TO BE DONE: Arrange the material as a numbered list, starting at its first line and ending at the line that contains "playlist-cover — [543, 196, 625, 278]", with blank lines left out.

──────

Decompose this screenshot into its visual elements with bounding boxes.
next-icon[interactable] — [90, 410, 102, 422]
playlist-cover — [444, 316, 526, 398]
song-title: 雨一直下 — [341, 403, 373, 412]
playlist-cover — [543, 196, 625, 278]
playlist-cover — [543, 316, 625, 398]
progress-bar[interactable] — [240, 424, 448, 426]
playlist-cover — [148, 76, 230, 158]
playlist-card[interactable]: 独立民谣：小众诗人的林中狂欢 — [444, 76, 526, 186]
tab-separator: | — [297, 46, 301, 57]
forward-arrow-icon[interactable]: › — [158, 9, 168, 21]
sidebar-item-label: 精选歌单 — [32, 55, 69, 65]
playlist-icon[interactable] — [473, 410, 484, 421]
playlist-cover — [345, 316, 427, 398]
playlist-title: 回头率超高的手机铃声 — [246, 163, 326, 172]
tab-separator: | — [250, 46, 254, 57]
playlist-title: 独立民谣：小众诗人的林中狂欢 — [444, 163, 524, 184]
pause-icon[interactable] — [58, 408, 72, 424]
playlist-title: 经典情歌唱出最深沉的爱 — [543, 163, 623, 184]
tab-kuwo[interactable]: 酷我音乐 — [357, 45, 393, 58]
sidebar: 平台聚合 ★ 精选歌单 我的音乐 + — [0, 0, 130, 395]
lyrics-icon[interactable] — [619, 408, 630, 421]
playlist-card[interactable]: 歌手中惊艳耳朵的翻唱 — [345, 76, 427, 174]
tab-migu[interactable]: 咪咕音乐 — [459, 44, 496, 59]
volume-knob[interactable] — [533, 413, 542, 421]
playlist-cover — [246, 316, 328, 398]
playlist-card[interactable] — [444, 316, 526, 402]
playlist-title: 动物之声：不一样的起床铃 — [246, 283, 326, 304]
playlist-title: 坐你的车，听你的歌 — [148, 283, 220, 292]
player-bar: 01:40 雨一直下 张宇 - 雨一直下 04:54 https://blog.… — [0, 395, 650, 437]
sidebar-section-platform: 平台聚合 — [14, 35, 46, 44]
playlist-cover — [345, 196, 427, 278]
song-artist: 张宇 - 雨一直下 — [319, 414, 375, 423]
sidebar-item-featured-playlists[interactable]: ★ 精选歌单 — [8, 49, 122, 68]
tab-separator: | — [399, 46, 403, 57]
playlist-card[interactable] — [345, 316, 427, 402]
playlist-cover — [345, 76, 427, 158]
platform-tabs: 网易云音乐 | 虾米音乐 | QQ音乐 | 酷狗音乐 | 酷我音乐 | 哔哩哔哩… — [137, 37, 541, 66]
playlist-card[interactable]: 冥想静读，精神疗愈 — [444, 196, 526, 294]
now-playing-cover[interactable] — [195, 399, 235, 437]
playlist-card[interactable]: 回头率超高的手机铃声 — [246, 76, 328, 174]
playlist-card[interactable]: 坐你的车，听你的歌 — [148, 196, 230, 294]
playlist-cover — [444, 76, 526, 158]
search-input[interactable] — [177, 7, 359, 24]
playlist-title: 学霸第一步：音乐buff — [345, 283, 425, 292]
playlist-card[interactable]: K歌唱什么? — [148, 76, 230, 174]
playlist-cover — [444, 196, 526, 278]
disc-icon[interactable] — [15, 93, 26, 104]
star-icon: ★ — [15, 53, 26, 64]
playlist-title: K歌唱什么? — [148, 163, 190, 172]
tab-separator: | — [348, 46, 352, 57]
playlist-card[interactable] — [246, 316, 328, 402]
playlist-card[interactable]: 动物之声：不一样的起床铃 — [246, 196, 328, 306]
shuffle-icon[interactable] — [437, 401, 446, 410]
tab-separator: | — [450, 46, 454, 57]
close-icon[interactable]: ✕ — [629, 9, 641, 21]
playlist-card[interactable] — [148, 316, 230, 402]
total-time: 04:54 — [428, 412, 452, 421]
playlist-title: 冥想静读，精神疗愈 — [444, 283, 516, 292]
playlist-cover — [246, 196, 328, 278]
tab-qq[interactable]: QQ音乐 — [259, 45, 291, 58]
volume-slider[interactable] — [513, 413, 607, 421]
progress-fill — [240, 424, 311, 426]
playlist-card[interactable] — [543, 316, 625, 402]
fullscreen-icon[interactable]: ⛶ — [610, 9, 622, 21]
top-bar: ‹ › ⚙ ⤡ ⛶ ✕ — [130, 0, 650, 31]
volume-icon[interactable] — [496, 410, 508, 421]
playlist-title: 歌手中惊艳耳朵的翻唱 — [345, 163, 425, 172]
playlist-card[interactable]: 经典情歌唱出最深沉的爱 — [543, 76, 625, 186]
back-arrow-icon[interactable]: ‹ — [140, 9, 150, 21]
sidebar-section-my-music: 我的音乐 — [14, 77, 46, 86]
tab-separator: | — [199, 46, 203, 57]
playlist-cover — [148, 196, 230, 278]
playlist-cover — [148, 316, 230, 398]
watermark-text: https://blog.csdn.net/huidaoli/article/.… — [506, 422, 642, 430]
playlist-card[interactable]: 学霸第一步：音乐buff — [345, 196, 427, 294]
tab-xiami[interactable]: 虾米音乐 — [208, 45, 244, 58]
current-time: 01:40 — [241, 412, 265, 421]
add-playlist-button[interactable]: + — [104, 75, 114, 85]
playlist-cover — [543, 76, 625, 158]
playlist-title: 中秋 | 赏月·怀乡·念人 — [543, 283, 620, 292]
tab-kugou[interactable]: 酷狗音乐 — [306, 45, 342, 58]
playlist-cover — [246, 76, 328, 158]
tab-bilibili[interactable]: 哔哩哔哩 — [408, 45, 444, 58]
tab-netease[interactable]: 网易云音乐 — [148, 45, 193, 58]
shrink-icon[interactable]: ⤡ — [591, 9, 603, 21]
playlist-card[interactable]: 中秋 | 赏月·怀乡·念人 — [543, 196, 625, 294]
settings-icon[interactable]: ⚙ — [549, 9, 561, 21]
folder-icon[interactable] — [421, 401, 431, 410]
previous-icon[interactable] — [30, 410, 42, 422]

──────

CORRECT RESPONSE:
1. Decompose this screenshot into its visual elements with bounding boxes.
2. next-icon[interactable] — [90, 410, 102, 422]
3. playlist-cover — [444, 316, 526, 398]
4. song-title: 雨一直下 — [341, 403, 373, 412]
5. playlist-cover — [543, 196, 625, 278]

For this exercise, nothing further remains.